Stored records
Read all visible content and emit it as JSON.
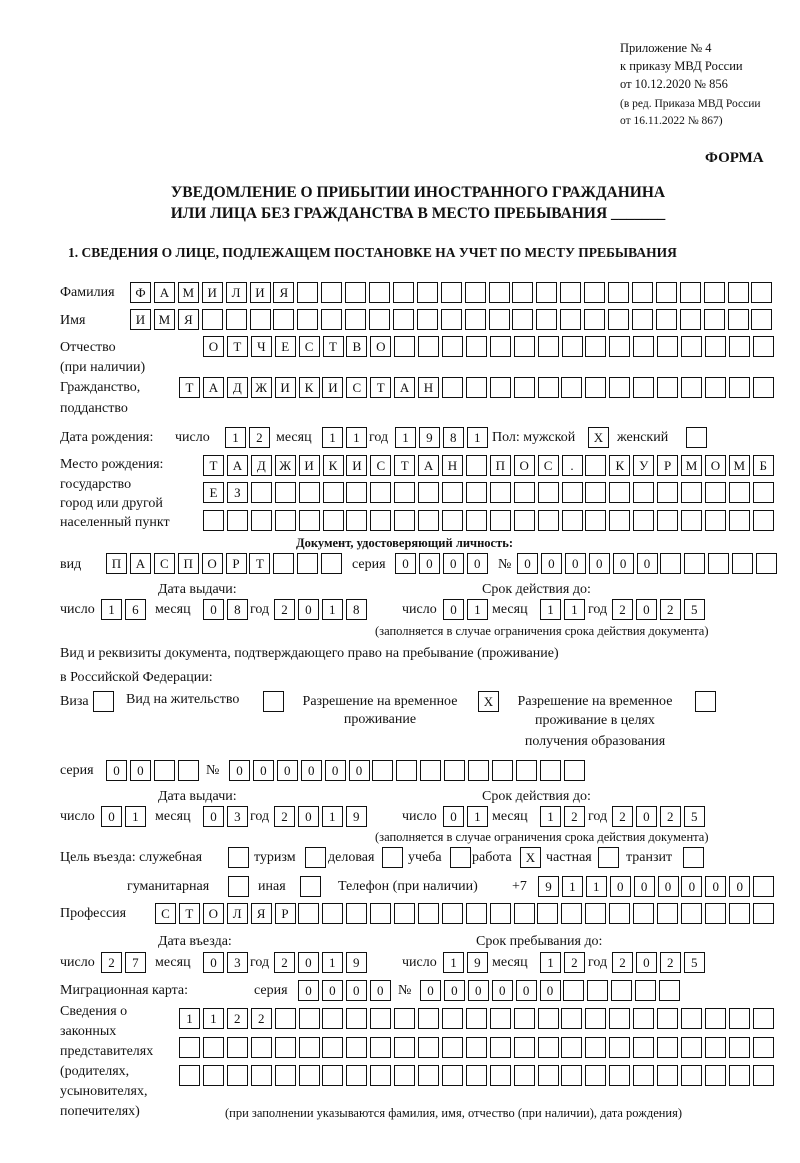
{
  "header": {
    "appendix": "Приложение № 4",
    "order": "к приказу МВД России",
    "order_date": "от 10.12.2020 № 856",
    "amend1": "(в ред. Приказа МВД России",
    "amend2": "от 16.11.2022 № 867)",
    "form": "ФОРМА",
    "title1": "УВЕДОМЛЕНИЕ О ПРИБЫТИИ ИНОСТРАННОГО ГРАЖДАНИНА",
    "title2": "ИЛИ ЛИЦА БЕЗ ГРАЖДАНСТВА В МЕСТО ПРЕБЫВАНИЯ _______"
  },
  "section1": {
    "heading": "1. СВЕДЕНИЯ О ЛИЦЕ, ПОДЛЕЖАЩЕМ ПОСТАНОВКЕ НА УЧЕТ ПО МЕСТУ ПРЕБЫВАНИЯ",
    "labels": {
      "surname": "Фамилия",
      "name": "Имя",
      "patronymic": "Отчество",
      "patronymic2": "(при наличии)",
      "citizenship": "Гражданство,",
      "citizenship2": "подданство",
      "birth_date": "Дата рождения:",
      "day": "число",
      "month": "месяц",
      "year": "год",
      "sex": "Пол: мужской",
      "female": "женский",
      "birthplace1": "Место рождения:",
      "birthplace2": "государство",
      "birthplace3": "город или другой",
      "birthplace4": "населенный пункт",
      "id_doc": "Документ, удостоверяющий личность:",
      "kind": "вид",
      "series": "серия",
      "number": "№",
      "issue_date": "Дата выдачи:",
      "valid_until": "Срок действия до:",
      "valid_note": "(заполняется в случае ограничения срока действия документа)",
      "right_doc1": "Вид и реквизиты документа, подтверждающего право на пребывание (проживание)",
      "right_doc2": "в Российской Федерации:",
      "visa": "Виза",
      "residence": "Вид на жительство",
      "temp_res1": "Разрешение на временное",
      "temp_res2": "проживание",
      "temp_edu1": "Разрешение на временное",
      "temp_edu2": "проживание в целях",
      "temp_edu3": "получения образования",
      "purpose": "Цель въезда: служебная",
      "tourism": "туризм",
      "business": "деловая",
      "study": "учеба",
      "work": "работа",
      "private": "частная",
      "transit": "транзит",
      "humanitarian": "гуманитарная",
      "other": "иная",
      "phone": "Телефон (при наличии)",
      "phone_prefix": "+7",
      "profession": "Профессия",
      "entry_date": "Дата въезда:",
      "stay_until": "Срок пребывания до:",
      "migration_card": "Миграционная карта:",
      "reps1": "Сведения о",
      "reps2": "законных",
      "reps3": "представителях",
      "reps4": "(родителях,",
      "reps5": "усыновителях,",
      "reps6": "попечителях)",
      "reps_note": "(при заполнении указываются фамилия, имя, отчество (при наличии), дата рождения)"
    },
    "values": {
      "surname": "ФАМИЛИЯ",
      "name": "ИМЯ",
      "patronymic": "ОТЧЕСТВО",
      "citizenship": "ТАДЖИКИСТАН",
      "birth_day": "12",
      "birth_month": "11",
      "birth_year": "1981",
      "male": "X",
      "female": "",
      "birthplace1": "ТАДЖИКИСТАН ПОС. КУРМОМБ",
      "birthplace2": "ЕЗ",
      "birthplace3": "",
      "id_kind": "ПАСПОРТ",
      "id_series": "0000",
      "id_number": "000000",
      "id_issue_day": "16",
      "id_issue_month": "08",
      "id_issue_year": "2018",
      "id_valid_day": "01",
      "id_valid_month": "11",
      "id_valid_year": "2025",
      "visa": "",
      "residence": "",
      "temp_res": "X",
      "temp_edu": "",
      "rd_series": "00",
      "rd_number": "000000",
      "rd_issue_day": "01",
      "rd_issue_month": "03",
      "rd_issue_year": "2019",
      "rd_valid_day": "01",
      "rd_valid_month": "12",
      "rd_valid_year": "2025",
      "p_official": "",
      "p_tourism": "",
      "p_business": "",
      "p_study": "",
      "p_work": "X",
      "p_private": "",
      "p_transit": "",
      "p_humanitarian": "",
      "p_other": "",
      "phone": "911000000",
      "profession": "СТОЛЯР",
      "entry_day": "27",
      "entry_month": "03",
      "entry_year": "2019",
      "stay_day": "19",
      "stay_month": "12",
      "stay_year": "2025",
      "mc_series": "0000",
      "mc_number": "000000",
      "reps1": "1122",
      "reps2": "",
      "reps3": ""
    }
  }
}
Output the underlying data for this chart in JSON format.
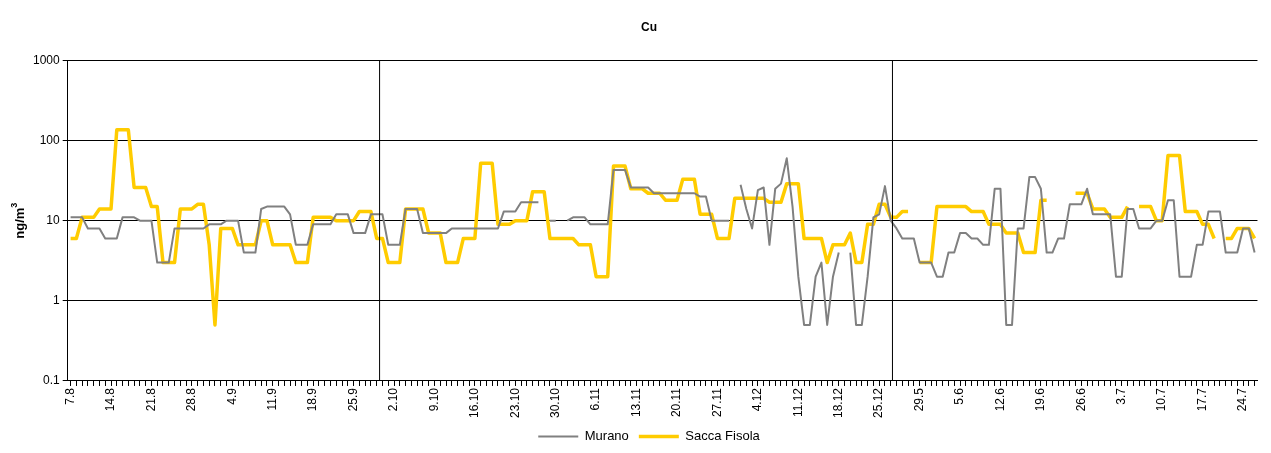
{
  "chart_data": {
    "type": "line",
    "title": "Cu",
    "ylabel": "ng/m$^{3}$",
    "categories": [
      "7.8",
      null,
      null,
      null,
      null,
      null,
      null,
      "14.8",
      null,
      null,
      null,
      null,
      null,
      null,
      "21.8",
      null,
      null,
      null,
      null,
      null,
      null,
      "28.8",
      null,
      null,
      null,
      null,
      null,
      null,
      "4.9",
      null,
      null,
      null,
      null,
      null,
      null,
      "11.9",
      null,
      null,
      null,
      null,
      null,
      null,
      "18.9",
      null,
      null,
      null,
      null,
      null,
      null,
      "25.9",
      null,
      null,
      null,
      null,
      null,
      null,
      "2.10",
      null,
      null,
      null,
      null,
      null,
      null,
      "9.10",
      null,
      null,
      null,
      null,
      null,
      null,
      "16.10",
      null,
      null,
      null,
      null,
      null,
      null,
      "23.10",
      null,
      null,
      null,
      null,
      null,
      null,
      "30.10",
      null,
      null,
      null,
      null,
      null,
      null,
      "6.11",
      null,
      null,
      null,
      null,
      null,
      null,
      "13.11",
      null,
      null,
      null,
      null,
      null,
      null,
      "20.11",
      null,
      null,
      null,
      null,
      null,
      null,
      "27.11",
      null,
      null,
      null,
      null,
      null,
      null,
      "4.12",
      null,
      null,
      null,
      null,
      null,
      null,
      "11.12",
      null,
      null,
      null,
      null,
      null,
      null,
      "18.12",
      null,
      null,
      null,
      null,
      null,
      null,
      "25.12",
      null,
      null,
      null,
      null,
      null,
      null,
      "29.5",
      null,
      null,
      null,
      null,
      null,
      null,
      "5.6",
      null,
      null,
      null,
      null,
      null,
      null,
      "12.6",
      null,
      null,
      null,
      null,
      null,
      null,
      "19.6",
      null,
      null,
      null,
      null,
      null,
      null,
      "26.6",
      null,
      null,
      null,
      null,
      null,
      null,
      "3.7",
      null,
      null,
      null,
      null,
      null,
      null,
      "10.7",
      null,
      null,
      null,
      null,
      null,
      null,
      "17.7",
      null,
      null,
      null,
      null,
      null,
      null,
      "24.7",
      null,
      null
    ],
    "series": [
      {
        "name": "Murano",
        "color": "#808080",
        "values": [
          11,
          11,
          11,
          8,
          8,
          8,
          6,
          6,
          6,
          11,
          11,
          11,
          10,
          10,
          10,
          3,
          3,
          3,
          8,
          8,
          8,
          8,
          8,
          8,
          9,
          9,
          9,
          10,
          10,
          10,
          4,
          4,
          4,
          14,
          15,
          15,
          15,
          15,
          12,
          5,
          5,
          5,
          9,
          9,
          9,
          9,
          12,
          12,
          12,
          7,
          7,
          7,
          12,
          12,
          12,
          5,
          5,
          5,
          14,
          14,
          14,
          7,
          7,
          7,
          7,
          7,
          8,
          8,
          8,
          8,
          8,
          8,
          8,
          8,
          8,
          13,
          13,
          13,
          17,
          17,
          17,
          17,
          null,
          10,
          10,
          null,
          10,
          11,
          11,
          11,
          9,
          9,
          9,
          9,
          43,
          43,
          43,
          26,
          26,
          26,
          26,
          22,
          22,
          22,
          22,
          22,
          22,
          22,
          22,
          20,
          20,
          10,
          10,
          10,
          10,
          null,
          28,
          14,
          8,
          24,
          26,
          5,
          25,
          29,
          60,
          15,
          2,
          0.5,
          0.5,
          2,
          3,
          0.5,
          2,
          4,
          null,
          4,
          0.5,
          0.5,
          2,
          11,
          12,
          27,
          10,
          8,
          6,
          6,
          6,
          3,
          3,
          3,
          2,
          2,
          4,
          4,
          7,
          7,
          6,
          6,
          5,
          5,
          25,
          25,
          0.5,
          0.5,
          8,
          8,
          35,
          35,
          25,
          4,
          4,
          6,
          6,
          16,
          16,
          16,
          25,
          12,
          12,
          12,
          12,
          2,
          2,
          14,
          14,
          8,
          8,
          8,
          10,
          10,
          18,
          18,
          2,
          2,
          2,
          5,
          5,
          13,
          13,
          13,
          4,
          4,
          4,
          8,
          8,
          4
        ]
      },
      {
        "name": "Sacca Fisola",
        "color": "#ffcc00",
        "values": [
          6,
          6,
          11,
          11,
          11,
          14,
          14,
          14,
          136,
          136,
          136,
          26,
          26,
          26,
          15,
          15,
          3,
          3,
          3,
          14,
          14,
          14,
          16,
          16,
          5,
          0.5,
          8,
          8,
          8,
          5,
          5,
          5,
          5,
          10,
          10,
          5,
          5,
          5,
          5,
          3,
          3,
          3,
          11,
          11,
          11,
          11,
          10,
          10,
          10,
          10,
          13,
          13,
          13,
          6,
          6,
          3,
          3,
          3,
          14,
          14,
          14,
          14,
          7,
          7,
          7,
          3,
          3,
          3,
          6,
          6,
          6,
          52,
          52,
          52,
          9,
          9,
          9,
          10,
          10,
          10,
          23,
          23,
          23,
          6,
          6,
          6,
          6,
          6,
          5,
          5,
          5,
          2,
          2,
          2,
          48,
          48,
          48,
          25,
          25,
          25,
          22,
          22,
          22,
          18,
          18,
          18,
          33,
          33,
          33,
          12,
          12,
          12,
          6,
          6,
          6,
          19,
          19,
          19,
          19,
          19,
          19,
          17,
          17,
          17,
          29,
          29,
          29,
          6,
          6,
          6,
          6,
          3,
          5,
          5,
          5,
          7,
          3,
          3,
          9,
          9,
          16,
          16,
          11,
          11,
          13,
          13,
          null,
          3,
          3,
          3,
          15,
          15,
          15,
          15,
          15,
          15,
          13,
          13,
          13,
          9,
          9,
          9,
          7,
          7,
          7,
          4,
          4,
          4,
          18,
          18,
          null,
          null,
          null,
          null,
          22,
          22,
          22,
          14,
          14,
          14,
          11,
          11,
          11,
          15,
          null,
          15,
          15,
          15,
          10,
          10,
          65,
          65,
          65,
          13,
          13,
          13,
          9,
          9,
          6,
          null,
          6,
          6,
          8,
          8,
          8,
          6
        ]
      }
    ],
    "log": "y",
    "ylim": [
      0.1,
      1000
    ],
    "yticks": [
      0.1,
      1,
      10,
      100,
      1000
    ],
    "grid": "y",
    "legend": "bottom"
  }
}
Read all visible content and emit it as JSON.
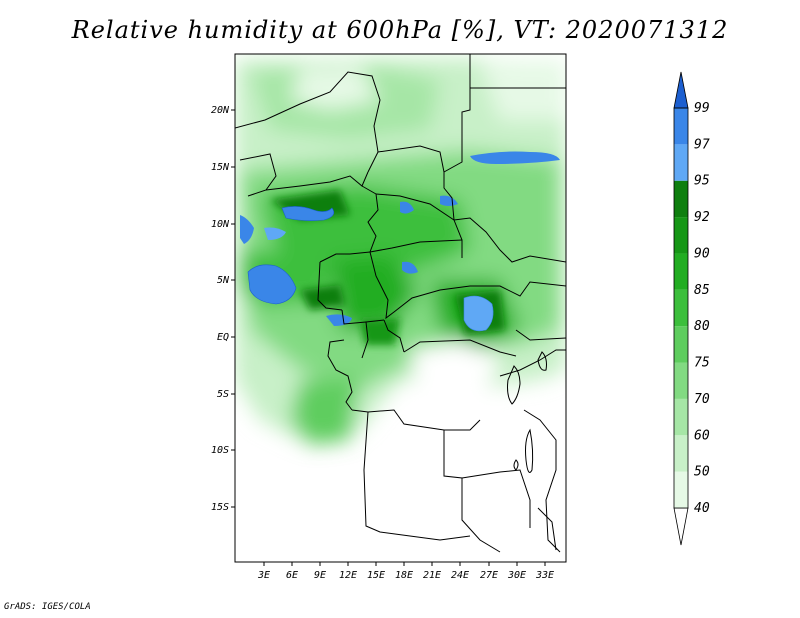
{
  "title": "Relative humidity at 600hPa [%], VT: 2020071312",
  "footer": "GrADS: IGES/COLA",
  "map": {
    "lat_ticks": [
      "20N",
      "15N",
      "10N",
      "5N",
      "EQ",
      "5S",
      "10S",
      "15S"
    ],
    "lon_ticks": [
      "3E",
      "6E",
      "9E",
      "12E",
      "15E",
      "18E",
      "21E",
      "24E",
      "27E",
      "30E",
      "33E"
    ]
  },
  "colorbar": {
    "levels": [
      "40",
      "50",
      "60",
      "70",
      "75",
      "80",
      "85",
      "90",
      "92",
      "95",
      "97",
      "99"
    ],
    "colors": [
      "#ffffff",
      "#e6f9e6",
      "#c8f0c8",
      "#a6e6a6",
      "#82da82",
      "#5ecd5e",
      "#3cbf3c",
      "#22ad22",
      "#169716",
      "#0f7f0f",
      "#5fa8f5",
      "#3a86e8",
      "#1c5fd0"
    ]
  }
}
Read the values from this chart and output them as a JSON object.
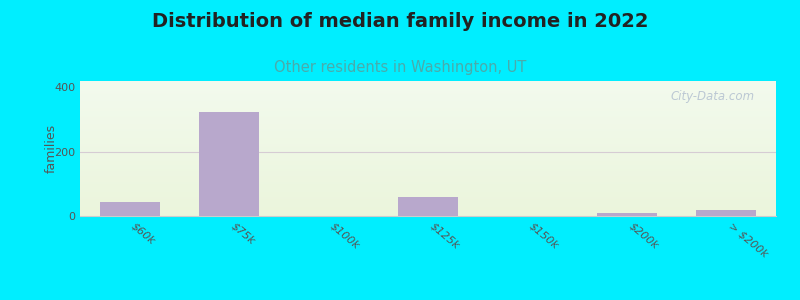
{
  "title": "Distribution of median family income in 2022",
  "subtitle": "Other residents in Washington, UT",
  "ylabel": "families",
  "categories": [
    "$60k",
    "$75k",
    "$100k",
    "$125k",
    "$150k",
    "$200k",
    "> $200k"
  ],
  "values": [
    45,
    325,
    0,
    60,
    0,
    8,
    18
  ],
  "bar_color": "#b8a8cc",
  "ylim": [
    0,
    420
  ],
  "yticks": [
    0,
    200,
    400
  ],
  "background_outer": "#00eeff",
  "title_fontsize": 14,
  "subtitle_fontsize": 10.5,
  "subtitle_color": "#4aabab",
  "watermark_text": "City-Data.com",
  "bar_width": 0.6,
  "grid_color": "#ccbbcc",
  "spine_color": "#cccccc"
}
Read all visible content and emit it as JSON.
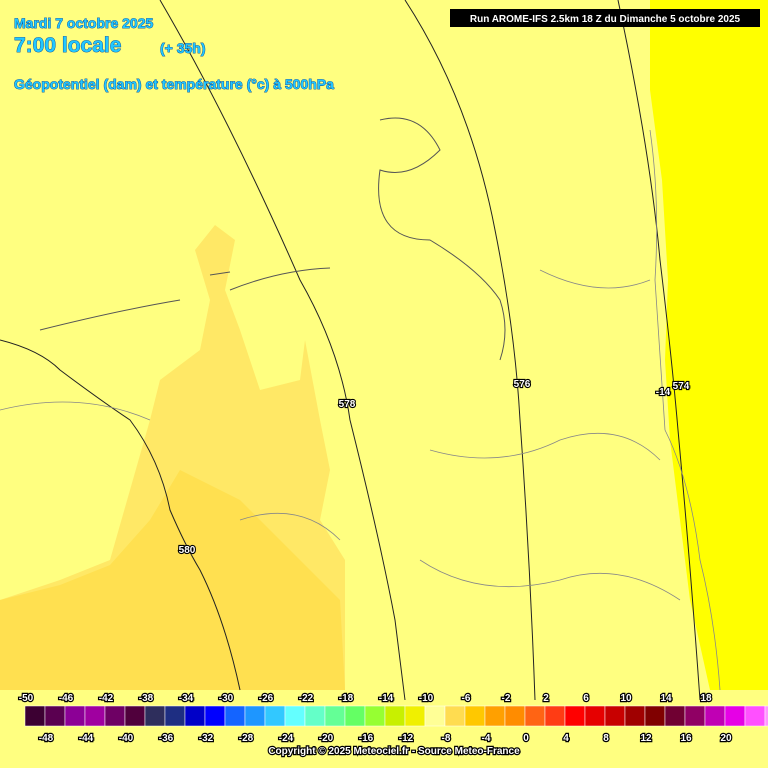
{
  "header": {
    "date": "Mardi 7 octobre 2025",
    "time": "7:00 locale",
    "lead": "(+ 35h)",
    "field": "Géopotentiel (dam) et température (°c) à 500hPa"
  },
  "run": "Run AROME-IFS 2.5km 18 Z du Dimanche 5 octobre 2025",
  "contour_labels": [
    578,
    576,
    574,
    -14,
    580
  ],
  "colorbar": {
    "values": [
      -50,
      -48,
      -46,
      -44,
      -42,
      -40,
      -38,
      -36,
      -34,
      -32,
      -30,
      -28,
      -26,
      -24,
      -22,
      -20,
      -18,
      -16,
      -14,
      -12,
      -10,
      -8,
      -6,
      -4,
      -2,
      0,
      2,
      4,
      6,
      8,
      10,
      12,
      14,
      16,
      18,
      20
    ],
    "colors": [
      "#3c0032",
      "#5a0050",
      "#8c0096",
      "#a000a0",
      "#6e0064",
      "#50003c",
      "#2e2e5c",
      "#1e2e82",
      "#0000c8",
      "#0000ff",
      "#1464ff",
      "#1e96ff",
      "#32c8ff",
      "#64ffff",
      "#64ffc8",
      "#64ff96",
      "#64ff64",
      "#96ff32",
      "#c8f000",
      "#f0f000",
      "#ffff96",
      "#ffdc50",
      "#ffc800",
      "#ffa000",
      "#ff8c00",
      "#ff6414",
      "#ff3c14",
      "#ff0000",
      "#e60000",
      "#c80000",
      "#a00000",
      "#800000",
      "#700032",
      "#900064",
      "#c000b4",
      "#e600e6",
      "#ff50ff",
      "#ff96ff"
    ]
  },
  "copyright": "Copyright © 2025 Meteociel.fr - Source Meteo-France"
}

▸ **Your instructions**: Copy every line from the records above that contains the word "России".

▸ **Result for this exercise**:
    "order": "к приказу МВД России",
    "amend1": "(в ред. Приказа МВД России",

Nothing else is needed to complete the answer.